Saved data entries:
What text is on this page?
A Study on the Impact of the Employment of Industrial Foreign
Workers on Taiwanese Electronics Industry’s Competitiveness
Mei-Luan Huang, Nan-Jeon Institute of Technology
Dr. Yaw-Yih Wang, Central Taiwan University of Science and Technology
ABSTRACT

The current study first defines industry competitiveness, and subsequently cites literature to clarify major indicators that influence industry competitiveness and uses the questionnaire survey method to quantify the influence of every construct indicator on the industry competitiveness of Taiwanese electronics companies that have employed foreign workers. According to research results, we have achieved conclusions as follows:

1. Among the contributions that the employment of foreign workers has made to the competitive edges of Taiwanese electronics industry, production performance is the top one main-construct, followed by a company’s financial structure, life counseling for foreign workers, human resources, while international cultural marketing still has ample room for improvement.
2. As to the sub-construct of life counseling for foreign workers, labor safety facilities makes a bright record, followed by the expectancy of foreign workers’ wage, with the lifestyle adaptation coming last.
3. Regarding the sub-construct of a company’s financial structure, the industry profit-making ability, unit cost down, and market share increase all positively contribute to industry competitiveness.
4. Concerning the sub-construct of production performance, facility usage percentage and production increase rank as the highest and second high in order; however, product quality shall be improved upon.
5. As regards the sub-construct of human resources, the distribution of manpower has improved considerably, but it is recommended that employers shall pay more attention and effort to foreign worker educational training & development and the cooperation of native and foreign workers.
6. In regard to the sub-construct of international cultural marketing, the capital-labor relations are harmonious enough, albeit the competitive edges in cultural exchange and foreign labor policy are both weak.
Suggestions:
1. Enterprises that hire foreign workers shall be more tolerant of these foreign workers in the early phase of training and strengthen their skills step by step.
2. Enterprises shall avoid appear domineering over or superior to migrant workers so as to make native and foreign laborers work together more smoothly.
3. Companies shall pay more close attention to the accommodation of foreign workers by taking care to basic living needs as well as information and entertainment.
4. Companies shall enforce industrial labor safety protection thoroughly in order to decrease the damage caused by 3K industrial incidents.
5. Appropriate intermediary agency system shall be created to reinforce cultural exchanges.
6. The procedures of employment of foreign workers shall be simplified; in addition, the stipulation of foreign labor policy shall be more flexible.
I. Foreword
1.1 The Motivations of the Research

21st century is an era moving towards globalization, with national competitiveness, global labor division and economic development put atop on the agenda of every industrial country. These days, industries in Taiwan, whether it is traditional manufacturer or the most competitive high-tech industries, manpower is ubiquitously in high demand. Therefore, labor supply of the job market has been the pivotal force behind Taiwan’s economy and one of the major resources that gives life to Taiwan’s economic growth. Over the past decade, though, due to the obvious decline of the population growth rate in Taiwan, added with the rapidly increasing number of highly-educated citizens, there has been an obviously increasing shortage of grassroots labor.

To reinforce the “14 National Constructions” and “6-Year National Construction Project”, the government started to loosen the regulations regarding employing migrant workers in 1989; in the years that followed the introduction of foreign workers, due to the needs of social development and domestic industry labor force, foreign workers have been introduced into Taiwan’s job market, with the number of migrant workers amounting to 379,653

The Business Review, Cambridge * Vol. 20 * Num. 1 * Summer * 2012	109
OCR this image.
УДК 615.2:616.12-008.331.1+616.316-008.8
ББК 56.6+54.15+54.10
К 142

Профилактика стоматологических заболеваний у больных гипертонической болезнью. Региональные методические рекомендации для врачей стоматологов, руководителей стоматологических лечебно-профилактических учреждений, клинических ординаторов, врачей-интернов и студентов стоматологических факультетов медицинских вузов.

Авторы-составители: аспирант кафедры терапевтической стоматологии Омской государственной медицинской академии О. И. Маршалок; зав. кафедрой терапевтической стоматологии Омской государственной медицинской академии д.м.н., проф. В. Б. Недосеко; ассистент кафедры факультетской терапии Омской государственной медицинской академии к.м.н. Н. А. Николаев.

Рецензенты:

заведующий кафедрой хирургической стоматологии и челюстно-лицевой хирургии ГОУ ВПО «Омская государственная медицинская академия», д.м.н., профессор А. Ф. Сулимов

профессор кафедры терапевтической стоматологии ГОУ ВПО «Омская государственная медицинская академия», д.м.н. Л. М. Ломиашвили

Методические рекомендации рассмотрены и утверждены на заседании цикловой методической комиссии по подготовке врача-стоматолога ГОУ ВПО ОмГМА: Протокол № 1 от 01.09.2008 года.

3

TASK:
Every line of the records that includes the word "human" should be gathered.

RESULT BELOW:
1. Among the contributions that the employment of foreign workers has made to the competitive edges of Taiwanese electronics industry, production performance is the top one main-construct, followed by a company’s financial structure, life counseling for foreign workers, human resources, while international cultural marketing still has ample room for improvement.
5. As regards the sub-construct of human resources, the distribution of manpower has improved considerably, but it is recommended that employers shall pay more attention and effort to foreign worker educational training & development and the cooperation of native and foreign workers.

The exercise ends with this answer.